▶ [PROVIDED PASSAGE]
# What is wrong with the AF speed of the M?



## Straightshooter (Jun 24, 2014)

Dear All,

My first post may be nothing new, but I was wondering if I am the only EOS M owner who is aware of the extreme benefits of Custom Function C.Fn IV / C.Fn-5 1: taking the AF function away from the shutter button.
This results in a world of difference when focusing and ever since setting up my wee beauty that way I feel that the criticism towards the AF speed of the M is, well, kind of unjustified! 

Anybody feels the same here?

Nice to have finally joined the CR forum...


----------



## Mellonhead (Jun 24, 2014)

Actually, I have not heard of this. Can you explain what you did and how it helps?

I've had the 'M' since it came out and love it, but am often frustrated by the auto-focus.


----------



## Straightshooter (Jun 24, 2014)

Wow, I am really surprised this is new for EOS M users! Well, I always take AF off of my shutter button on my other EOS camera's, always have, and when I tried this on my M it resulted in a completely different AF experience...nothing to be ashamed about anymore I think! Try it out asap! And let me know what you think of it...


----------



## JPAZ (Jun 24, 2014)

Hi.. Don't have the camera in front of me right now. Could you please go through the exact steps you used to do this? I am a "back button" focuser on my DSLR and the closest I've come to this experience on the M is to use touch screen focus.


----------



## DRR (Jun 24, 2014)

I've done this, you can set back button focus to one of the wheel buttons. (The leftmost part of the wheel). I am a DSLR backbutton focuser so this makes it a little easier for me.

▶ [Bounding box rows]

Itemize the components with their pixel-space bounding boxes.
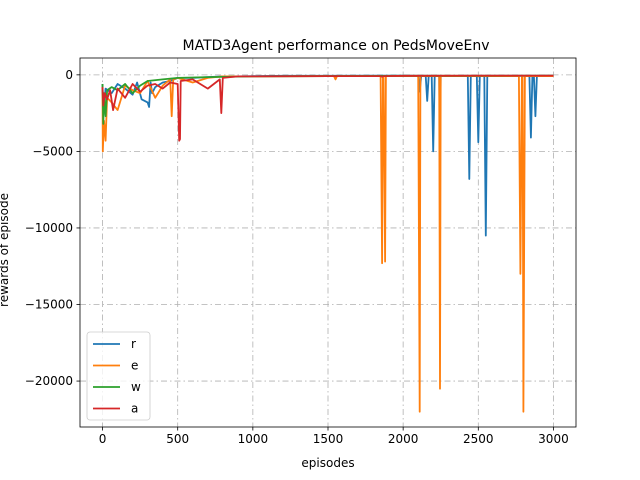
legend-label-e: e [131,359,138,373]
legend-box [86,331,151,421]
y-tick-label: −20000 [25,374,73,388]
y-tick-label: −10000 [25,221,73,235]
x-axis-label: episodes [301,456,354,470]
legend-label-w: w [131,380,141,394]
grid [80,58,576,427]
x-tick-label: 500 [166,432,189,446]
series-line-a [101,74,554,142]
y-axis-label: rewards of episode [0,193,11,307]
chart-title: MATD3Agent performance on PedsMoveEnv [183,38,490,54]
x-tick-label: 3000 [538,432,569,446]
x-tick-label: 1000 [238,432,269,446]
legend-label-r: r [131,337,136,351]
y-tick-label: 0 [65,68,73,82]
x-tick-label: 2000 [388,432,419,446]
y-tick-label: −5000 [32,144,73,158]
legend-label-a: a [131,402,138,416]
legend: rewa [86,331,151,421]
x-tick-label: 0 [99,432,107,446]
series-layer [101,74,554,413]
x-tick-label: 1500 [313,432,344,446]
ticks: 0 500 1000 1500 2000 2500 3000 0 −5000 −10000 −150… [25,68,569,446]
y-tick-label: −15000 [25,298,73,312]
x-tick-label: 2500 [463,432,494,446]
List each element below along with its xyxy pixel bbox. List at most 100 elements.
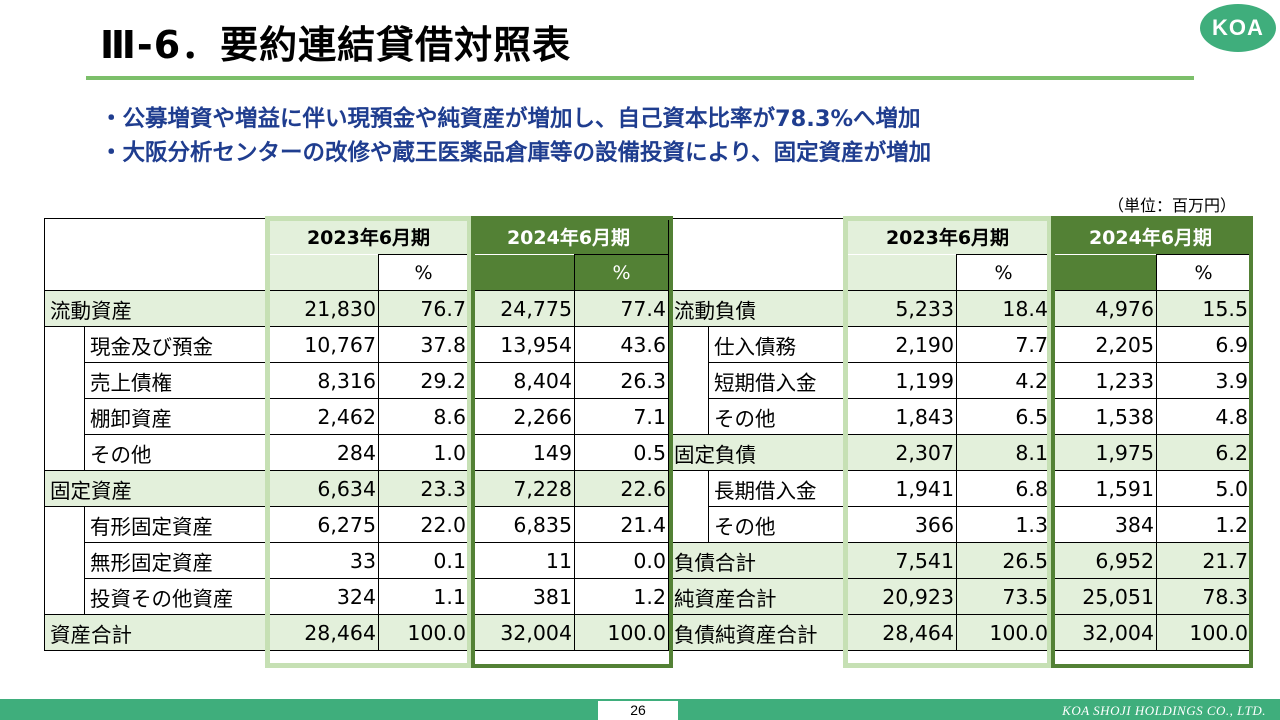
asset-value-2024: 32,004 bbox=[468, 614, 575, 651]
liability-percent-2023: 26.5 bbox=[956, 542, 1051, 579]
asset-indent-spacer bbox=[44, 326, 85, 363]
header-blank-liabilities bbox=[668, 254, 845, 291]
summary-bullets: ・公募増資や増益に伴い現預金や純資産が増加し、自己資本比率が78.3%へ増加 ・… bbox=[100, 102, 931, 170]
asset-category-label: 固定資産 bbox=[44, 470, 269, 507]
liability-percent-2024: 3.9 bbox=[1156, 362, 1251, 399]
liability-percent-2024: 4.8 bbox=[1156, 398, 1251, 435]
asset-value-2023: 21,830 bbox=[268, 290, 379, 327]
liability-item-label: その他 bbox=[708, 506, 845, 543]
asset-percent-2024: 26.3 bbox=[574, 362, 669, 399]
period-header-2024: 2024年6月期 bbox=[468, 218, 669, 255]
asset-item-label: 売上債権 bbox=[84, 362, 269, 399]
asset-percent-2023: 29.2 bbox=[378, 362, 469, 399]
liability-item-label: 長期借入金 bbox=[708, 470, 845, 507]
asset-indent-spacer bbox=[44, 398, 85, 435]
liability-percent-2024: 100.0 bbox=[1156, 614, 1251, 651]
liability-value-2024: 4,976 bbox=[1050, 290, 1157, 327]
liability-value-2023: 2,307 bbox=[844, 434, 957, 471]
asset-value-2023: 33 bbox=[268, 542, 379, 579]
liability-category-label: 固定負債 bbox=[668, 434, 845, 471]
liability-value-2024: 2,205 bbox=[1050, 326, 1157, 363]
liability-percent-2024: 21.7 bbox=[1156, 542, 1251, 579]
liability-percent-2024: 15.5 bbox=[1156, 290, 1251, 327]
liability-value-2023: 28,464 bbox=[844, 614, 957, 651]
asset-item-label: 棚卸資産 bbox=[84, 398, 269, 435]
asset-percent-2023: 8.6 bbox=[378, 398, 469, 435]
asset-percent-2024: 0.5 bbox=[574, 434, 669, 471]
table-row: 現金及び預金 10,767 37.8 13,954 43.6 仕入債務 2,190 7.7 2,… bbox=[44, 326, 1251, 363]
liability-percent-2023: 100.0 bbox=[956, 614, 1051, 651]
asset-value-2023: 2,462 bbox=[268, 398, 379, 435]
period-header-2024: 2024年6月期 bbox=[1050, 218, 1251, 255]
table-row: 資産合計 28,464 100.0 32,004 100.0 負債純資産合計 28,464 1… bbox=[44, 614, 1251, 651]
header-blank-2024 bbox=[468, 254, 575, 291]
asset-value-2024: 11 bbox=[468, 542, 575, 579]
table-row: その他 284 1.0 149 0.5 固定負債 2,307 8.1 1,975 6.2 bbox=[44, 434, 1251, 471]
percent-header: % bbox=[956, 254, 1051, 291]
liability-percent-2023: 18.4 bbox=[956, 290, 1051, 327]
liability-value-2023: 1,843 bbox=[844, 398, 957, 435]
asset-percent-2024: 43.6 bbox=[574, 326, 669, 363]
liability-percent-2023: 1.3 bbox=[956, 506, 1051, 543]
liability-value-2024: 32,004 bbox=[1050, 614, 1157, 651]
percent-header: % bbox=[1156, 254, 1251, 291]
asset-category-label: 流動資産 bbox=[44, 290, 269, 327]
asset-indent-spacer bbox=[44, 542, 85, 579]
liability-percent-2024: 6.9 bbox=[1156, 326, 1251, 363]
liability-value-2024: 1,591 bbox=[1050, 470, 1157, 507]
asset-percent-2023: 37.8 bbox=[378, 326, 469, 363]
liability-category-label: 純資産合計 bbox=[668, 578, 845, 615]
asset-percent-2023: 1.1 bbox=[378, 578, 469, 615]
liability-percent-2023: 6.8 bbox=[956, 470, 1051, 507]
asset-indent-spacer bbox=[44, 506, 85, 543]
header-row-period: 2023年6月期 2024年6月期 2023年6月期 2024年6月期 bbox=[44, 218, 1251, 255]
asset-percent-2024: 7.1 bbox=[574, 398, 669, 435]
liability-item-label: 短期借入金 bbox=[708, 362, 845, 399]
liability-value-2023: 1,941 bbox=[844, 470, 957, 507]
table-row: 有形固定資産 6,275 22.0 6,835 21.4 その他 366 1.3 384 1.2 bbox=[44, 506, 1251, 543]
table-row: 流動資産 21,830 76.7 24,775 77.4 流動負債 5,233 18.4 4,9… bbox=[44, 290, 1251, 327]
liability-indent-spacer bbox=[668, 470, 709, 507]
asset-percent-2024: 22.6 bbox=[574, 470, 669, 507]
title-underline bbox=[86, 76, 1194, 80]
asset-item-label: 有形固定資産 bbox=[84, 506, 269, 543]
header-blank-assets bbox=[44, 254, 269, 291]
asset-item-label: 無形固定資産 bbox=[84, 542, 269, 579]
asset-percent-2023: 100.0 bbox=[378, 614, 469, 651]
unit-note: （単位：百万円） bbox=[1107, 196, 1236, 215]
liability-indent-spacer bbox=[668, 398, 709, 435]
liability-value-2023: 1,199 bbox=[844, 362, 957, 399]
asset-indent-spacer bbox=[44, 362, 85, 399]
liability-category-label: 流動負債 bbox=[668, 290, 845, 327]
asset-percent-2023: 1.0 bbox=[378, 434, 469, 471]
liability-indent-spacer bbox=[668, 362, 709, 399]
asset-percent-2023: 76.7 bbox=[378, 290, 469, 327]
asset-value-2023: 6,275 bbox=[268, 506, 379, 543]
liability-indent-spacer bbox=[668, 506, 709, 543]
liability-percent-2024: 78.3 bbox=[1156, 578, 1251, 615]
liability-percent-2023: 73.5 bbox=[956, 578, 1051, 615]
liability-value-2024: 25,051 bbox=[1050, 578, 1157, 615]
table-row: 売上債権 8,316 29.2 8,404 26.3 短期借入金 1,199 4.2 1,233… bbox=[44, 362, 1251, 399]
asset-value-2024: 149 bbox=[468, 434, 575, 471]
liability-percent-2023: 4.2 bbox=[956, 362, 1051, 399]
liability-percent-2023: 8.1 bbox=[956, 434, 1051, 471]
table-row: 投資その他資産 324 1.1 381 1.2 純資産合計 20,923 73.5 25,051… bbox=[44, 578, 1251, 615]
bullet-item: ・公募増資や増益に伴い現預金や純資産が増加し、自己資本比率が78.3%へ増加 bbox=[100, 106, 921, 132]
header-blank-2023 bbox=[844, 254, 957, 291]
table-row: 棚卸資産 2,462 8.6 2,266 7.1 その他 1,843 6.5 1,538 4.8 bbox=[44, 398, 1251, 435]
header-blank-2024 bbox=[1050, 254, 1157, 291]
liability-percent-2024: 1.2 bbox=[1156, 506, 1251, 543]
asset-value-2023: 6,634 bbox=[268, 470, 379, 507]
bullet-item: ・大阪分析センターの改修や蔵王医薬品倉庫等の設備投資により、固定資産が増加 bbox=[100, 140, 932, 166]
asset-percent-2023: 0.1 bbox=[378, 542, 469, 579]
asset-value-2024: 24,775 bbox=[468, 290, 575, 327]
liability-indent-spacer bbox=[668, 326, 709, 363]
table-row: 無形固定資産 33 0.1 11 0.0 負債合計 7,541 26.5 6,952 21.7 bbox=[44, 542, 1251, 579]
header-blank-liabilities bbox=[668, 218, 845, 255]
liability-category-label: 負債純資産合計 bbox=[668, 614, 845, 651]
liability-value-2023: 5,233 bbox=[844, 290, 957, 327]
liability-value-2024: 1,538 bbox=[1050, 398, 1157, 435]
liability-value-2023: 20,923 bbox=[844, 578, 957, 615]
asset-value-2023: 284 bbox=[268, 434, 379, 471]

▶ [WORK TO BE COMPLETED]
Answer these from the forum thread on EOS M autofocus speed:
1. Which custom function does the opening post credit with taking the AF function away from the shutter button?
2. What does JPAZ call the closest thing to back button focusing found so far on the M?
3. To which part of the wheel does DRR say back button focus can be assigned?

▶ [THE OUTPUT]
1. C.Fn IV / C.Fn-5 1
2. Using touch screen focus
3. The leftmost part of the wheel